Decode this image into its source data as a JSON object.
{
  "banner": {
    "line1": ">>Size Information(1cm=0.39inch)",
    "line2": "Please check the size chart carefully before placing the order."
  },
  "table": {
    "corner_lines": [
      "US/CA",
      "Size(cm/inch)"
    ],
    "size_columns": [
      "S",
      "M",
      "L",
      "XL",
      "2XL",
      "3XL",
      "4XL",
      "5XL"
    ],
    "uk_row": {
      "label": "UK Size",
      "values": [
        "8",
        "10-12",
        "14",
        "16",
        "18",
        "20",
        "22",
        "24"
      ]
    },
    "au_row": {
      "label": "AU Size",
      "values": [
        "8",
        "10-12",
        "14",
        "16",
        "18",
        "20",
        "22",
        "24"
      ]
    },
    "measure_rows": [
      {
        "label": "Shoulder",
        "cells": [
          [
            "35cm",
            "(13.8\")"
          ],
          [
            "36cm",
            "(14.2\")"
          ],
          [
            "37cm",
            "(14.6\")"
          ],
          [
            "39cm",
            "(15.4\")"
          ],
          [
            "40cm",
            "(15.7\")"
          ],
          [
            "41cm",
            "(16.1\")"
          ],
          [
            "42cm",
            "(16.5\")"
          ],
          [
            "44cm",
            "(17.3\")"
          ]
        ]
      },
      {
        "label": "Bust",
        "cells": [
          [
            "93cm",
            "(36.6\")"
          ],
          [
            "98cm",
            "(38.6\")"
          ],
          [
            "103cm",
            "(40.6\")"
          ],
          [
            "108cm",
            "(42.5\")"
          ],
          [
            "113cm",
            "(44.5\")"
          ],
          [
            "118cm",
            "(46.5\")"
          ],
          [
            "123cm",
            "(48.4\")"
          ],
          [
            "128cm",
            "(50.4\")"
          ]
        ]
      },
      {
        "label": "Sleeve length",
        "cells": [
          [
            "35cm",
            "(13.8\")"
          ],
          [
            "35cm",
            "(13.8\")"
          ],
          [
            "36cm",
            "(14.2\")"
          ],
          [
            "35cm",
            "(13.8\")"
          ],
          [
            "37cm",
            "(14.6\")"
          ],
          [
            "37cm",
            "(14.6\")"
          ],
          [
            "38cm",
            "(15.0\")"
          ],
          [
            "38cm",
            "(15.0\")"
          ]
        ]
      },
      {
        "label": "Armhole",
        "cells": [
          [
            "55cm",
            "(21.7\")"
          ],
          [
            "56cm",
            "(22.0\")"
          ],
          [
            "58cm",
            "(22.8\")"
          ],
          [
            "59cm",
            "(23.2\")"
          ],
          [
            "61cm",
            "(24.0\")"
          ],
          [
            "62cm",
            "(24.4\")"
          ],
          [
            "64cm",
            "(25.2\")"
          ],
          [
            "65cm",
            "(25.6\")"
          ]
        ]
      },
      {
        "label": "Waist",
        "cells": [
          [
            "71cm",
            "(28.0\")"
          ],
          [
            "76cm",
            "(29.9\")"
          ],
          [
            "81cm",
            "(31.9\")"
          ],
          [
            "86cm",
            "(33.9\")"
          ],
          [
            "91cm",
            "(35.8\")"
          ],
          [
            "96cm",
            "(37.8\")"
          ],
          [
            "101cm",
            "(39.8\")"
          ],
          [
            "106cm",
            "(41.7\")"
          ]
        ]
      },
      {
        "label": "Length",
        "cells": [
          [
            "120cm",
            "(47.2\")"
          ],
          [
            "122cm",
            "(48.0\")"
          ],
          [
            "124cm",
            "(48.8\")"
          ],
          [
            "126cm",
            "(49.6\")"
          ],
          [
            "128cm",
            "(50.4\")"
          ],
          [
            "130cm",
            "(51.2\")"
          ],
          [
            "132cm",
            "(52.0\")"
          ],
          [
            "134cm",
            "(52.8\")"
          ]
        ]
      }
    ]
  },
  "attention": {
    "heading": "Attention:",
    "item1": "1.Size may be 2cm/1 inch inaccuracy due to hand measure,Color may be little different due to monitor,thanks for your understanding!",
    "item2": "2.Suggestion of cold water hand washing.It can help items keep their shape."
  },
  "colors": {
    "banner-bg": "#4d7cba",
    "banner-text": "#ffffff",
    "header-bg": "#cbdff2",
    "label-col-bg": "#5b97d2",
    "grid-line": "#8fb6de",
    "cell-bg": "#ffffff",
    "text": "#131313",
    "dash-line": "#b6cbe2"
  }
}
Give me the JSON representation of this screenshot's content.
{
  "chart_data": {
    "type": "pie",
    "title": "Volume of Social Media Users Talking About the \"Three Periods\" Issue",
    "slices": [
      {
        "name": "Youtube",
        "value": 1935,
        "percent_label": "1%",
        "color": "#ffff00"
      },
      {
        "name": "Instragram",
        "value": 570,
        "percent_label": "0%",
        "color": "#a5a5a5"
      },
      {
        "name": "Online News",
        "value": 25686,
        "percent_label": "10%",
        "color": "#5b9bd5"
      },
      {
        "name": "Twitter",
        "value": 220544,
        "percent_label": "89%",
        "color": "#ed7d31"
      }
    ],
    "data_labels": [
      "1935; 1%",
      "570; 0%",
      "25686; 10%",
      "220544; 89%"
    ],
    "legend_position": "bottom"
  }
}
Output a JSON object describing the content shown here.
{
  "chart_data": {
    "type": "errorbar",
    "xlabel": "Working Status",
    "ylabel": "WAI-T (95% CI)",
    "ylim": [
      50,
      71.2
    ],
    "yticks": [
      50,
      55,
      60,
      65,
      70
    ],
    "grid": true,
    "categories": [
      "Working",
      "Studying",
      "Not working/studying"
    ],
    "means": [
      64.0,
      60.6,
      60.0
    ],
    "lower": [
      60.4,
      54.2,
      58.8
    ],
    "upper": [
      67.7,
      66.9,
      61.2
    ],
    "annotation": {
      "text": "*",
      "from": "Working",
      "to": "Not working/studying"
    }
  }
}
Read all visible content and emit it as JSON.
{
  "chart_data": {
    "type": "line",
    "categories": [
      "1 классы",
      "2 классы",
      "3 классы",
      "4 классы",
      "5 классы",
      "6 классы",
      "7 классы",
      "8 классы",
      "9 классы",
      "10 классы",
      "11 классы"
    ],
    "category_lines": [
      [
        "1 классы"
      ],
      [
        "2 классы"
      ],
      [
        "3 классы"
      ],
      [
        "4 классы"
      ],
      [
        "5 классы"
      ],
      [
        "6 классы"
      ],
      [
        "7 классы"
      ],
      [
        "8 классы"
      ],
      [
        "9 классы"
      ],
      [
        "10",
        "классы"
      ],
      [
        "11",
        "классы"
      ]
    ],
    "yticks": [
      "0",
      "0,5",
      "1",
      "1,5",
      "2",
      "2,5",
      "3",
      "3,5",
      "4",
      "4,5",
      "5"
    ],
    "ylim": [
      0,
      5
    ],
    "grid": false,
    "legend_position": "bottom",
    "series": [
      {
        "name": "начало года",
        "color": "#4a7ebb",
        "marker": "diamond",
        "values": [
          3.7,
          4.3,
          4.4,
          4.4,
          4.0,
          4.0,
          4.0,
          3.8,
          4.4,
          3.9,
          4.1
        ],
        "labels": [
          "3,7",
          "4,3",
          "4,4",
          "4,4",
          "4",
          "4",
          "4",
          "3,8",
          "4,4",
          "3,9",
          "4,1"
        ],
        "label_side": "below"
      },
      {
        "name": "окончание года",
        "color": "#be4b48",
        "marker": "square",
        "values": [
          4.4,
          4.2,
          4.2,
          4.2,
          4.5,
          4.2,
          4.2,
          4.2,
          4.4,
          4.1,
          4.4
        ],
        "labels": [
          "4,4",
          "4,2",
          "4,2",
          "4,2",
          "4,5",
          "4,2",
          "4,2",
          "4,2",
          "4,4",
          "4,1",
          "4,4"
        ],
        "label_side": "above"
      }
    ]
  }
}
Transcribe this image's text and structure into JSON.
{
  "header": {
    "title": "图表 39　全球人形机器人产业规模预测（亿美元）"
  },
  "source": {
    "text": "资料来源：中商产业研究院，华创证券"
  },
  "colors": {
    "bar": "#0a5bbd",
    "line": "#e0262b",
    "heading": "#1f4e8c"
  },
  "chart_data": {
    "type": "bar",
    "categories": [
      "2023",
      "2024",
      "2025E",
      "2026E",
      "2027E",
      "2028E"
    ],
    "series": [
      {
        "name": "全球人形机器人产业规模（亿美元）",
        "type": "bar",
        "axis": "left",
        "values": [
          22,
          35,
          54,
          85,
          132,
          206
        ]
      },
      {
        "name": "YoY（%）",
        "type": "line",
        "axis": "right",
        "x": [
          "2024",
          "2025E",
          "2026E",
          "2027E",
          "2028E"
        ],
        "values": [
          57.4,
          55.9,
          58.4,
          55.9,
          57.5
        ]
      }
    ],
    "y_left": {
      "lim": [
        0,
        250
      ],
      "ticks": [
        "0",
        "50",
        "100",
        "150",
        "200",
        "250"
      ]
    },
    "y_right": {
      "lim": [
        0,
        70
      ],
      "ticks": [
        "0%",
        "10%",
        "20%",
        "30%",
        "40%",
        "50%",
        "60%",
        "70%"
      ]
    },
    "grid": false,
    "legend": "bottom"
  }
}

········

**Exercise directions**
Only a number is wanted: how many lines above include "object"?

**Response to this task**
2